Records
————————
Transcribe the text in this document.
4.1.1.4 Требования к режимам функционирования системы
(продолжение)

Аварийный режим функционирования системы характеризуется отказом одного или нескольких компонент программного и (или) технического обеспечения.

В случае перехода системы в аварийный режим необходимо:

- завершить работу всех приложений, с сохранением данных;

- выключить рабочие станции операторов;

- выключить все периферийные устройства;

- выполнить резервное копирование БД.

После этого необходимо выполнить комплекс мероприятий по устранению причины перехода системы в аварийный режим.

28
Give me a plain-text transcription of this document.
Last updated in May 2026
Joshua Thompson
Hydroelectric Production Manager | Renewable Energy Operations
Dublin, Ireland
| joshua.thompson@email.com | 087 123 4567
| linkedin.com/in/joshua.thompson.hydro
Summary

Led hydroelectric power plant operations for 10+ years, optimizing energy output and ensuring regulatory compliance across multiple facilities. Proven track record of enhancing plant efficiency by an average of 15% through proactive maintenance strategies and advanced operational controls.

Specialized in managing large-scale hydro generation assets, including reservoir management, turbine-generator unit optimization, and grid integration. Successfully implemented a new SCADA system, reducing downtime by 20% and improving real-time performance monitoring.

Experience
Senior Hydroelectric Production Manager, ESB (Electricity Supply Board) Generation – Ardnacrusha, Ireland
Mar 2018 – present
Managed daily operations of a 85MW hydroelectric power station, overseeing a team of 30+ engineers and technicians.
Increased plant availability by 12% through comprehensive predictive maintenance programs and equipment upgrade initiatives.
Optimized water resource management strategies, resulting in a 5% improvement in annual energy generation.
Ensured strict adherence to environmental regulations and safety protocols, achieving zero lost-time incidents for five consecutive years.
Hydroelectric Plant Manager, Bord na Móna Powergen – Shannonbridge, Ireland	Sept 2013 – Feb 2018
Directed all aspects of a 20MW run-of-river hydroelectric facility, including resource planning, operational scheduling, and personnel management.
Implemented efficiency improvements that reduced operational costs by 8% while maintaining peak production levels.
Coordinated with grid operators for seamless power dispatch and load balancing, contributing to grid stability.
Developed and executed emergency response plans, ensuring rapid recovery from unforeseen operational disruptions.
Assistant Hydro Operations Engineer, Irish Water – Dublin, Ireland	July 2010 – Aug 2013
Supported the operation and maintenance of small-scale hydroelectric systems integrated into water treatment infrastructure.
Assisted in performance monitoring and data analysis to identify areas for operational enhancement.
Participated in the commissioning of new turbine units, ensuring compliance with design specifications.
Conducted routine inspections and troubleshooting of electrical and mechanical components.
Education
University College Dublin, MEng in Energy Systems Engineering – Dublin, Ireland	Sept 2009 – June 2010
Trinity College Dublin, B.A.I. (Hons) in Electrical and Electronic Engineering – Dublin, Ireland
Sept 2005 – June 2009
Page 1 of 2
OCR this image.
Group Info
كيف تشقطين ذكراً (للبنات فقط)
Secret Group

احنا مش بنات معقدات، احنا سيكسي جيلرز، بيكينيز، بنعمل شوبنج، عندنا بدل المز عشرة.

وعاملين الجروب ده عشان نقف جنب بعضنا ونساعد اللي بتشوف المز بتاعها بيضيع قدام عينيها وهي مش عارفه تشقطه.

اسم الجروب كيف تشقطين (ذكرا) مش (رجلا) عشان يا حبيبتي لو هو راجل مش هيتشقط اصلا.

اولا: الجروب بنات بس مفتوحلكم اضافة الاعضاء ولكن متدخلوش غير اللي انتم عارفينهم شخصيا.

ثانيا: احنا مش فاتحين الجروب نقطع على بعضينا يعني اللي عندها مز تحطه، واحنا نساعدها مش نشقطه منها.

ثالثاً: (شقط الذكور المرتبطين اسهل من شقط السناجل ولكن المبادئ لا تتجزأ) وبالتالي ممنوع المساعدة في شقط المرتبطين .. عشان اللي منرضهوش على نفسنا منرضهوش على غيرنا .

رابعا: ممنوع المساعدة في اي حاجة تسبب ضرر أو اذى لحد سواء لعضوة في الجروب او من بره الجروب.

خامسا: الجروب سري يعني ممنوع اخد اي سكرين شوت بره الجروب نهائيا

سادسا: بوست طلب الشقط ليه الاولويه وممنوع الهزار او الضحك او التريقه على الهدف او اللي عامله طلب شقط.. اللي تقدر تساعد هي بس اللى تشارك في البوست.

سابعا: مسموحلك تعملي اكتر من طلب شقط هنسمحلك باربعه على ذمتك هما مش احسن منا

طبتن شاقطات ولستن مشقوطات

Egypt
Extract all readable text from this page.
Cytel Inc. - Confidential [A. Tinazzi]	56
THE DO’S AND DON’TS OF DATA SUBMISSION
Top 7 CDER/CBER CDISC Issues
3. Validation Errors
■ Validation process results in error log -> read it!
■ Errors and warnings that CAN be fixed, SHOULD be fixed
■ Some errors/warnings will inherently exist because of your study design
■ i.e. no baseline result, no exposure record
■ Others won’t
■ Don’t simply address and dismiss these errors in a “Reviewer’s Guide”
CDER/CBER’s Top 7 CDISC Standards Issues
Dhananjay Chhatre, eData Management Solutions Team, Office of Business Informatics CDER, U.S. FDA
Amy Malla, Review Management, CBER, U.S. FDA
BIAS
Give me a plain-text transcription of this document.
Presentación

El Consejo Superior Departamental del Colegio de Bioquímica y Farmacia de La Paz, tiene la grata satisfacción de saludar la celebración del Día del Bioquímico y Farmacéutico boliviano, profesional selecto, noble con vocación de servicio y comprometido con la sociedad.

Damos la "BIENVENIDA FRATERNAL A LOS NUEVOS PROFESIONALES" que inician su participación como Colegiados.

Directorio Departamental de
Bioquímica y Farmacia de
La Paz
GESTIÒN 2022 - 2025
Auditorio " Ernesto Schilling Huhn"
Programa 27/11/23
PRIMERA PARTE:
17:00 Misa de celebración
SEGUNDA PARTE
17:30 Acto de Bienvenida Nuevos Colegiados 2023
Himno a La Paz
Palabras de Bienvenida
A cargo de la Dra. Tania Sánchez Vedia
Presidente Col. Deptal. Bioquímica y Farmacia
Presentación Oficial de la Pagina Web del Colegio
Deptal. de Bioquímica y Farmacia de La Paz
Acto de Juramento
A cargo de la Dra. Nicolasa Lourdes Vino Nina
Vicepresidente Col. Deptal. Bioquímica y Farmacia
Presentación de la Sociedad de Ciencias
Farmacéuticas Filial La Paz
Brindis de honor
————————
_Set task_
Each line that has the word "ولكن" should be copied.

_Correct answer_
اولا: الجروب بنات بس مفتوحلكم اضافة الاعضاء ولكن متدخلوش غير اللي انتم عارفينهم شخصيا.
ثالثاً: (شقط الذكور المرتبطين اسهل من شقط السناجل ولكن المبادئ لا تتجزأ) وبالتالي ممنوع المساعدة في شقط المرتبطين .. عشان اللي منرضهوش على نفسنا منرضهوش على غيرنا .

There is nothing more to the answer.